[Saved entries]
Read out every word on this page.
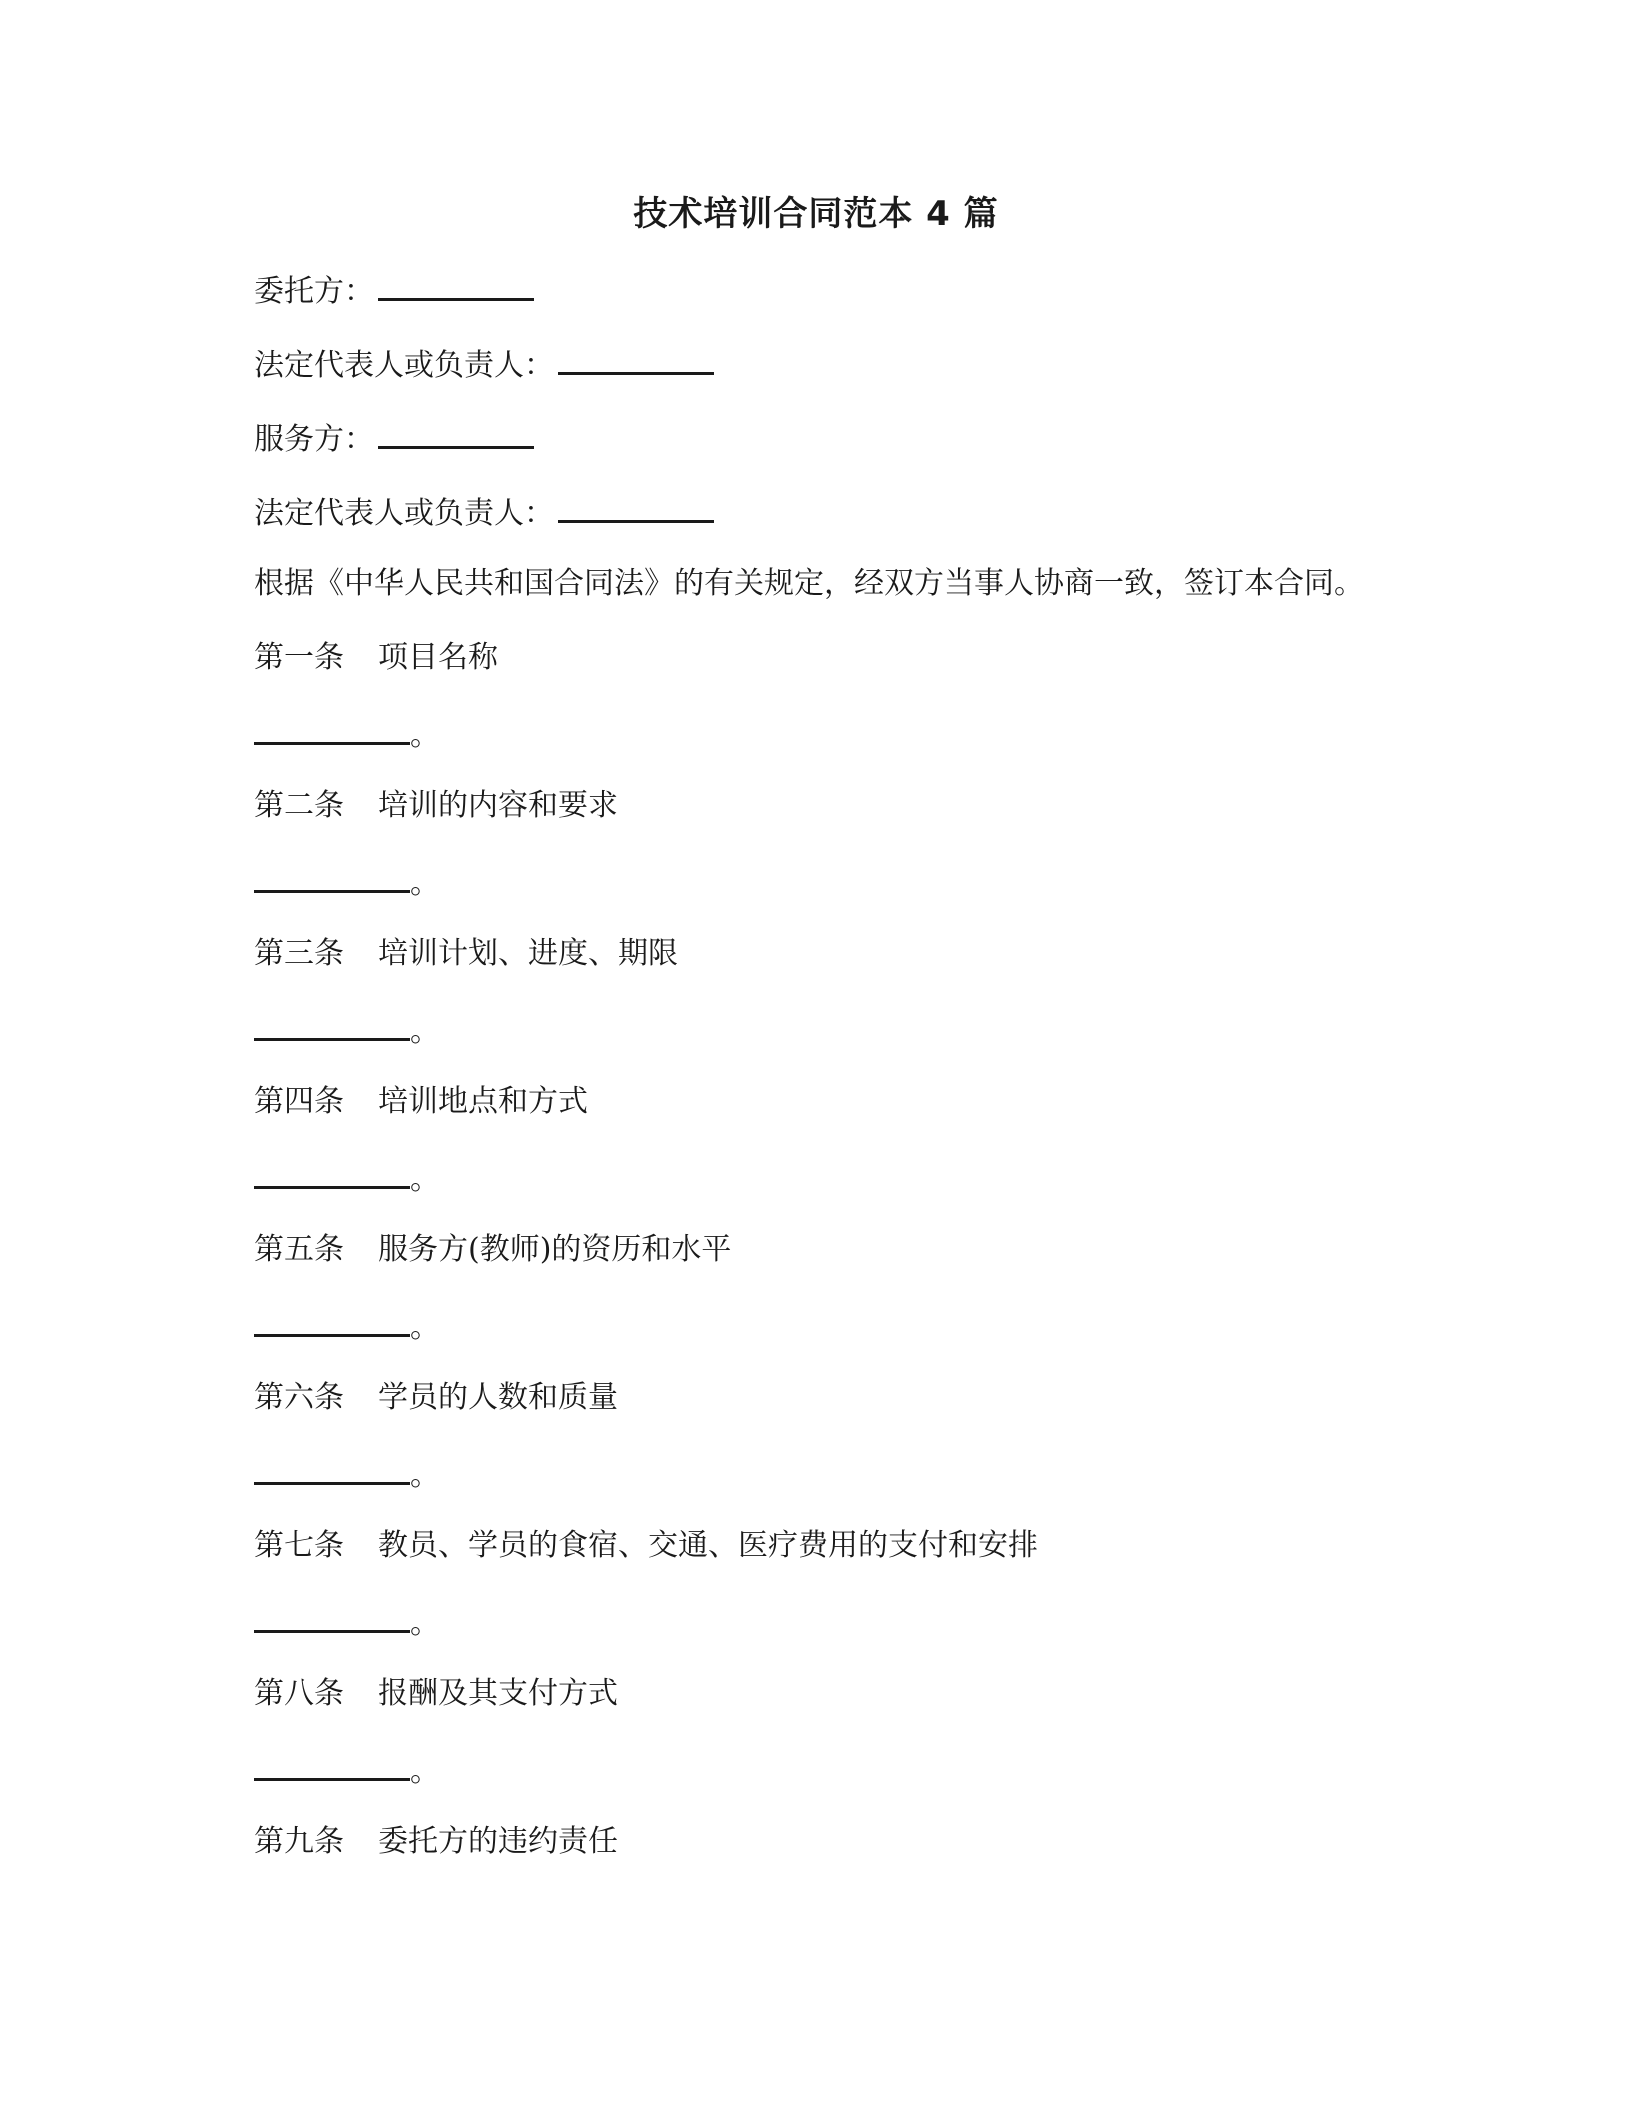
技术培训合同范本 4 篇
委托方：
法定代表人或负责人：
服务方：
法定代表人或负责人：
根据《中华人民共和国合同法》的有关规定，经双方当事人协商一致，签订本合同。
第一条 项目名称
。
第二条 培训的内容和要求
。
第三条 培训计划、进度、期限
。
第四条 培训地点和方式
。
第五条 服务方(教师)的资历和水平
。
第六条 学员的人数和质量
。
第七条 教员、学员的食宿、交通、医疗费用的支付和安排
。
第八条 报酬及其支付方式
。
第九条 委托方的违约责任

Work required –
Exclude the images and reproduce the remaining data exactly.

Answer below –
Read out every word on this page.
技术培训合同范本 4 篇
委托方：
法定代表人或负责人：
服务方：
法定代表人或负责人：
根据《中华人民共和国合同法》的有关规定，经双方当事人协商一致，签订本合同。
第一条 项目名称
。
第二条 培训的内容和要求
。
第三条 培训计划、进度、期限
。
第四条 培训地点和方式
。
第五条 服务方(教师)的资历和水平
。
第六条 学员的人数和质量
。
第七条 教员、学员的食宿、交通、医疗费用的支付和安排
。
第八条 报酬及其支付方式
。
第九条 委托方的违约责任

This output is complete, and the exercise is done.